## begin EXTRACTED INFORMATION
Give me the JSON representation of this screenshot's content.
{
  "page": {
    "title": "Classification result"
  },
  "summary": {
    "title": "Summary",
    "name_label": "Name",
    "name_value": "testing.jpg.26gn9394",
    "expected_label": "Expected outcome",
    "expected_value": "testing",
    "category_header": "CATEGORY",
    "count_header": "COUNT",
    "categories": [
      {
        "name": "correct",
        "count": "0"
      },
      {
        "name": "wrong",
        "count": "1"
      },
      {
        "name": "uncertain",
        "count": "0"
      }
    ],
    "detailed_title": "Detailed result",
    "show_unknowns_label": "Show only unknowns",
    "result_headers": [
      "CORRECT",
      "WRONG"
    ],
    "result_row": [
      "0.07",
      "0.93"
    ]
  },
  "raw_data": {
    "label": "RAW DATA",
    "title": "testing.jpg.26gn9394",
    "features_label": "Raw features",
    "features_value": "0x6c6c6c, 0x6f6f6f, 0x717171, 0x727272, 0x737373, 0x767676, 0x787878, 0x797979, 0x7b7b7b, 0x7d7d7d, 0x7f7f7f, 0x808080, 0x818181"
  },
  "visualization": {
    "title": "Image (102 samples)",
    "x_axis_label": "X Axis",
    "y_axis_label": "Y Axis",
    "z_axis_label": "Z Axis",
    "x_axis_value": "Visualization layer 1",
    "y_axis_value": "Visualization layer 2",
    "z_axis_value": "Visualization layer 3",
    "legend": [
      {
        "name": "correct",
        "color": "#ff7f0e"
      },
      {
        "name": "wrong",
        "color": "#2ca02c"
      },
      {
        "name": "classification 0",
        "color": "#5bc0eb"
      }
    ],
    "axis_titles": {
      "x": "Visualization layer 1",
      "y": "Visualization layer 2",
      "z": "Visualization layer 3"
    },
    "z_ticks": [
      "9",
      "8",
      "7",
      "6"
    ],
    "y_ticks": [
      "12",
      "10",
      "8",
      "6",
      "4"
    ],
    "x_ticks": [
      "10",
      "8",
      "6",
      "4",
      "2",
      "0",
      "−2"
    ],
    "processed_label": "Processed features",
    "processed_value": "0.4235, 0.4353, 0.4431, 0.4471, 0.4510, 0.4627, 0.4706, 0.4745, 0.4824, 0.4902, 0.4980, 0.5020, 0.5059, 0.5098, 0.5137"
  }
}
## end EXTRACTED INFORMATION
**TASK**
Every line that holds the word "color" should be extracted.

**EXERCISE SOLUTION**
        "color": "#ff7f0e"
        "color": "#2ca02c"
        "color": "#5bc0eb"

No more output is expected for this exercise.